▶ [Job]:
Would you output the whole listing below, exactly as it reads?

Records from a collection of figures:
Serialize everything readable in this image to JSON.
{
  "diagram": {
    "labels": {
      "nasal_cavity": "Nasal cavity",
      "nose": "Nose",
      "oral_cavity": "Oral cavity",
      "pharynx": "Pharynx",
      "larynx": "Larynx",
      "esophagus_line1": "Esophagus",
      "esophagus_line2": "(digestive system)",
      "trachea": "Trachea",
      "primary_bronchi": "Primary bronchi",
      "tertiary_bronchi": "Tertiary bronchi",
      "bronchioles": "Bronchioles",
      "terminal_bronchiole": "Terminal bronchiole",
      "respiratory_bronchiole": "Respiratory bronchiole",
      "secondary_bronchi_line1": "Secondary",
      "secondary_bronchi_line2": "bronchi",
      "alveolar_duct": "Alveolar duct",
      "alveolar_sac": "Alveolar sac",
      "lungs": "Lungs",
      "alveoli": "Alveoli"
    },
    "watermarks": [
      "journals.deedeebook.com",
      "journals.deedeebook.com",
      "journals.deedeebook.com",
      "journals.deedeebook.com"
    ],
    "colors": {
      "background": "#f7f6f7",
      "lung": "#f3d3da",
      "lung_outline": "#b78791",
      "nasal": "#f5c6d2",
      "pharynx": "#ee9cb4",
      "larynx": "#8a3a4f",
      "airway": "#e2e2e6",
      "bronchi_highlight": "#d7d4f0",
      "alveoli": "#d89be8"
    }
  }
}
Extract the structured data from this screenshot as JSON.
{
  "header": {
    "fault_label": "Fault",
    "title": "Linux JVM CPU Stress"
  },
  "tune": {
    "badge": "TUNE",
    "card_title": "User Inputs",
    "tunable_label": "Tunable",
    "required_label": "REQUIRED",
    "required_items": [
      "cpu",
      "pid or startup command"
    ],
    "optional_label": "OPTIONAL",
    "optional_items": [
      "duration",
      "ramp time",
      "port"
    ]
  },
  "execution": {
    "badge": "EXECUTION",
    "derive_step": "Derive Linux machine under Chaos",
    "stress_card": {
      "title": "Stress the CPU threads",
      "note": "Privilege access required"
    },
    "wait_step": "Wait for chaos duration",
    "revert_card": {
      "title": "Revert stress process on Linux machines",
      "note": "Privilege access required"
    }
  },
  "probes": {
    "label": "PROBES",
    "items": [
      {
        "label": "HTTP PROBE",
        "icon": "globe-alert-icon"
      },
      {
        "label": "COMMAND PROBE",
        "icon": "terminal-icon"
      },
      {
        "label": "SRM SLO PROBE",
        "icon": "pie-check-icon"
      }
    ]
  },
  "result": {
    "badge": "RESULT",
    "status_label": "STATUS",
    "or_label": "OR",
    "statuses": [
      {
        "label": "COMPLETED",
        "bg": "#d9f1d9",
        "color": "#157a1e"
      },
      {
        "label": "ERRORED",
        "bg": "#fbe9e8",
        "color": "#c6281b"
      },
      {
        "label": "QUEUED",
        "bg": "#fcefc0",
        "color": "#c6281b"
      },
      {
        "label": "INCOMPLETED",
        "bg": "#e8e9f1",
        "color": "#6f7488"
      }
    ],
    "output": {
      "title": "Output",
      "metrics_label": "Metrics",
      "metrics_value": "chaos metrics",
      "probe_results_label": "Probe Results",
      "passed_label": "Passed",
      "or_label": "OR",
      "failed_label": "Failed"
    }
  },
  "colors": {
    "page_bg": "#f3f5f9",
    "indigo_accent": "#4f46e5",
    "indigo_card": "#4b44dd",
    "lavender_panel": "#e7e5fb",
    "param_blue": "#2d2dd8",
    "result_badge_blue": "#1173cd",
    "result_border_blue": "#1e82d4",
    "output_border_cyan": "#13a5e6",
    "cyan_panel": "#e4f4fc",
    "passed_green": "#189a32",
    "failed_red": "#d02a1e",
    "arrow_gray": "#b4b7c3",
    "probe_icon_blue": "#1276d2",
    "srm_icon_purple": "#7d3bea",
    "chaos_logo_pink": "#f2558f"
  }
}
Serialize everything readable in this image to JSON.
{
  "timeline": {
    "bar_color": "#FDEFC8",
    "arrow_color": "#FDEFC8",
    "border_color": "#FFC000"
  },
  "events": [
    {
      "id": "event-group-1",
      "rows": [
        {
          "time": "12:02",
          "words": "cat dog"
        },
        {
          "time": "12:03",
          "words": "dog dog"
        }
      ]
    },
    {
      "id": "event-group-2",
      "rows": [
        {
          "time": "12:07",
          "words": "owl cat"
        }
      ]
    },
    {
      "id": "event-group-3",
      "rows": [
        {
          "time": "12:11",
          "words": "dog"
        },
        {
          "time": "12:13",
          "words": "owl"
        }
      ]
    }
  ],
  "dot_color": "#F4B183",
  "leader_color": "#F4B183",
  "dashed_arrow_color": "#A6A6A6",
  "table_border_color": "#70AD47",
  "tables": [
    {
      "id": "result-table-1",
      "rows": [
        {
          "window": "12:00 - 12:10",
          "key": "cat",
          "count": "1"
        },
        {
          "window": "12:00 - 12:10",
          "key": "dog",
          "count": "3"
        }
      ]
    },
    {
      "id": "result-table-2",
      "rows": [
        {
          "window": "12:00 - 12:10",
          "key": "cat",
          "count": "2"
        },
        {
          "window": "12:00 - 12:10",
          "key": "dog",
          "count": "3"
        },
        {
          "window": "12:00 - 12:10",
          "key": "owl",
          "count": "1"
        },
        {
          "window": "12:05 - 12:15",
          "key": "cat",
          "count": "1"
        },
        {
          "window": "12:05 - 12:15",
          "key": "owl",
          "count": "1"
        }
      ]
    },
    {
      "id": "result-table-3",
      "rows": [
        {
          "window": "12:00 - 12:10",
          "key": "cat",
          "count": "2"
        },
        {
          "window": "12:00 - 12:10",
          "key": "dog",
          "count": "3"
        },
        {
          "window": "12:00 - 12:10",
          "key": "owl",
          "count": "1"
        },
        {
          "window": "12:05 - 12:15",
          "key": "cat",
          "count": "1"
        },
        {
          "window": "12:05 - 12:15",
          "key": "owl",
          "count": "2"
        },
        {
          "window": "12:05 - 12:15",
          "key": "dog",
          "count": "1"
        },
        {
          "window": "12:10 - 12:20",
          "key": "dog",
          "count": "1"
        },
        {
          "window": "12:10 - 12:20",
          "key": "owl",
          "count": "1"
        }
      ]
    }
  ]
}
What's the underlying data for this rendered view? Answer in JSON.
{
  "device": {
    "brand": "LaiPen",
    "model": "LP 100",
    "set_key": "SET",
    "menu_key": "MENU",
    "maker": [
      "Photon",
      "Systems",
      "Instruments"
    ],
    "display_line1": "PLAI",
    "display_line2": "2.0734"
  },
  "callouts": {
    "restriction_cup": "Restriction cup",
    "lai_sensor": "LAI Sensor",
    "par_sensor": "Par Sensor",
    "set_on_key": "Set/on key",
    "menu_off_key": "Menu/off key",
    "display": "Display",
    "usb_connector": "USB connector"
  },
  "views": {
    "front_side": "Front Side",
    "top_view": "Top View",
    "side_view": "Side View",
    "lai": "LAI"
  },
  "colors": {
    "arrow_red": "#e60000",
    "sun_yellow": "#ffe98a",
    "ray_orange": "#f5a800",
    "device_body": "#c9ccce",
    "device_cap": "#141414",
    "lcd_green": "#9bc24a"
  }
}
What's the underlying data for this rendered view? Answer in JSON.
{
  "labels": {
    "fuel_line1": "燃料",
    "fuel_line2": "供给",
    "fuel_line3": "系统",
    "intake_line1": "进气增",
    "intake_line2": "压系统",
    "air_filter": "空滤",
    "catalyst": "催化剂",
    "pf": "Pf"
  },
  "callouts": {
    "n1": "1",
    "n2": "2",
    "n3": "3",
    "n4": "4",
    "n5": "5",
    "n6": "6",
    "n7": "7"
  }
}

▶ [Solution]:
Serialize everything readable in this image to JSON.
{
  "diagram": {
    "labels": {
      "nasal_cavity": "Nasal cavity",
      "nose": "Nose",
      "oral_cavity": "Oral cavity",
      "pharynx": "Pharynx",
      "larynx": "Larynx",
      "esophagus_line1": "Esophagus",
      "esophagus_line2": "(digestive system)",
      "trachea": "Trachea",
      "primary_bronchi": "Primary bronchi",
      "tertiary_bronchi": "Tertiary bronchi",
      "bronchioles": "Bronchioles",
      "terminal_bronchiole": "Terminal bronchiole",
      "respiratory_bronchiole": "Respiratory bronchiole",
      "secondary_bronchi_line1": "Secondary",
      "secondary_bronchi_line2": "bronchi",
      "alveolar_duct": "Alveolar duct",
      "alveolar_sac": "Alveolar sac",
      "lungs": "Lungs",
      "alveoli": "Alveoli"
    },
    "watermarks": [
      "journals.deedeebook.com",
      "journals.deedeebook.com",
      "journals.deedeebook.com",
      "journals.deedeebook.com"
    ],
    "colors": {
      "background": "#f7f6f7",
      "lung": "#f3d3da",
      "lung_outline": "#b78791",
      "nasal": "#f5c6d2",
      "pharynx": "#ee9cb4",
      "larynx": "#8a3a4f",
      "airway": "#e2e2e6",
      "bronchi_highlight": "#d7d4f0",
      "alveoli": "#d89be8"
    }
  }
}
Extract the structured data from this screenshot as JSON.
{
  "header": {
    "fault_label": "Fault",
    "title": "Linux JVM CPU Stress"
  },
  "tune": {
    "badge": "TUNE",
    "card_title": "User Inputs",
    "tunable_label": "Tunable",
    "required_label": "REQUIRED",
    "required_items": [
      "cpu",
      "pid or startup command"
    ],
    "optional_label": "OPTIONAL",
    "optional_items": [
      "duration",
      "ramp time",
      "port"
    ]
  },
  "execution": {
    "badge": "EXECUTION",
    "derive_step": "Derive Linux machine under Chaos",
    "stress_card": {
      "title": "Stress the CPU threads",
      "note": "Privilege access required"
    },
    "wait_step": "Wait for chaos duration",
    "revert_card": {
      "title": "Revert stress process on Linux machines",
      "note": "Privilege access required"
    }
  },
  "probes": {
    "label": "PROBES",
    "items": [
      {
        "label": "HTTP PROBE",
        "icon": "globe-alert-icon"
      },
      {
        "label": "COMMAND PROBE",
        "icon": "terminal-icon"
      },
      {
        "label": "SRM SLO PROBE",
        "icon": "pie-check-icon"
      }
    ]
  },
  "result": {
    "badge": "RESULT",
    "status_label": "STATUS",
    "or_label": "OR",
    "statuses": [
      {
        "label": "COMPLETED",
        "bg": "#d9f1d9",
        "color": "#157a1e"
      },
      {
        "label": "ERRORED",
        "bg": "#fbe9e8",
        "color": "#c6281b"
      },
      {
        "label": "QUEUED",
        "bg": "#fcefc0",
        "color": "#c6281b"
      },
      {
        "label": "INCOMPLETED",
        "bg": "#e8e9f1",
        "color": "#6f7488"
      }
    ],
    "output": {
      "title": "Output",
      "metrics_label": "Metrics",
      "metrics_value": "chaos metrics",
      "probe_results_label": "Probe Results",
      "passed_label": "Passed",
      "or_label": "OR",
      "failed_label": "Failed"
    }
  },
  "colors": {
    "page_bg": "#f3f5f9",
    "indigo_accent": "#4f46e5",
    "indigo_card": "#4b44dd",
    "lavender_panel": "#e7e5fb",
    "param_blue": "#2d2dd8",
    "result_badge_blue": "#1173cd",
    "result_border_blue": "#1e82d4",
    "output_border_cyan": "#13a5e6",
    "cyan_panel": "#e4f4fc",
    "passed_green": "#189a32",
    "failed_red": "#d02a1e",
    "arrow_gray": "#b4b7c3",
    "probe_icon_blue": "#1276d2",
    "srm_icon_purple": "#7d3bea",
    "chaos_logo_pink": "#f2558f"
  }
}
Serialize everything readable in this image to JSON.
{
  "timeline": {
    "bar_color": "#FDEFC8",
    "arrow_color": "#FDEFC8",
    "border_color": "#FFC000"
  },
  "events": [
    {
      "id": "event-group-1",
      "rows": [
        {
          "time": "12:02",
          "words": "cat dog"
        },
        {
          "time": "12:03",
          "words": "dog dog"
        }
      ]
    },
    {
      "id": "event-group-2",
      "rows": [
        {
          "time": "12:07",
          "words": "owl cat"
        }
      ]
    },
    {
      "id": "event-group-3",
      "rows": [
        {
          "time": "12:11",
          "words": "dog"
        },
        {
          "time": "12:13",
          "words": "owl"
        }
      ]
    }
  ],
  "dot_color": "#F4B183",
  "leader_color": "#F4B183",
  "dashed_arrow_color": "#A6A6A6",
  "table_border_color": "#70AD47",
  "tables": [
    {
      "id": "result-table-1",
      "rows": [
        {
          "window": "12:00 - 12:10",
          "key": "cat",
          "count": "1"
        },
        {
          "window": "12:00 - 12:10",
          "key": "dog",
          "count": "3"
        }
      ]
    },
    {
      "id": "result-table-2",
      "rows": [
        {
          "window": "12:00 - 12:10",
          "key": "cat",
          "count": "2"
        },
        {
          "window": "12:00 - 12:10",
          "key": "dog",
          "count": "3"
        },
        {
          "window": "12:00 - 12:10",
          "key": "owl",
          "count": "1"
        },
        {
          "window": "12:05 - 12:15",
          "key": "cat",
          "count": "1"
        },
        {
          "window": "12:05 - 12:15",
          "key": "owl",
          "count": "1"
        }
      ]
    },
    {
      "id": "result-table-3",
      "rows": [
        {
          "window": "12:00 - 12:10",
          "key": "cat",
          "count": "2"
        },
        {
          "window": "12:00 - 12:10",
          "key": "dog",
          "count": "3"
        },
        {
          "window": "12:00 - 12:10",
          "key": "owl",
          "count": "1"
        },
        {
          "window": "12:05 - 12:15",
          "key": "cat",
          "count": "1"
        },
        {
          "window": "12:05 - 12:15",
          "key": "owl",
          "count": "2"
        },
        {
          "window": "12:05 - 12:15",
          "key": "dog",
          "count": "1"
        },
        {
          "window": "12:10 - 12:20",
          "key": "dog",
          "count": "1"
        },
        {
          "window": "12:10 - 12:20",
          "key": "owl",
          "count": "1"
        }
      ]
    }
  ]
}
What's the underlying data for this rendered view? Answer in JSON.
{
  "device": {
    "brand": "LaiPen",
    "model": "LP 100",
    "set_key": "SET",
    "menu_key": "MENU",
    "maker": [
      "Photon",
      "Systems",
      "Instruments"
    ],
    "display_line1": "PLAI",
    "display_line2": "2.0734"
  },
  "callouts": {
    "restriction_cup": "Restriction cup",
    "lai_sensor": "LAI Sensor",
    "par_sensor": "Par Sensor",
    "set_on_key": "Set/on key",
    "menu_off_key": "Menu/off key",
    "display": "Display",
    "usb_connector": "USB connector"
  },
  "views": {
    "front_side": "Front Side",
    "top_view": "Top View",
    "side_view": "Side View",
    "lai": "LAI"
  },
  "colors": {
    "arrow_red": "#e60000",
    "sun_yellow": "#ffe98a",
    "ray_orange": "#f5a800",
    "device_body": "#c9ccce",
    "device_cap": "#141414",
    "lcd_green": "#9bc24a"
  }
}
What's the underlying data for this rendered view? Answer in JSON.
{
  "labels": {
    "fuel_line1": "燃料",
    "fuel_line2": "供给",
    "fuel_line3": "系统",
    "intake_line1": "进气增",
    "intake_line2": "压系统",
    "air_filter": "空滤",
    "catalyst": "催化剂",
    "pf": "Pf"
  },
  "callouts": {
    "n1": "1",
    "n2": "2",
    "n3": "3",
    "n4": "4",
    "n5": "5",
    "n6": "6",
    "n7": "7"
  }
}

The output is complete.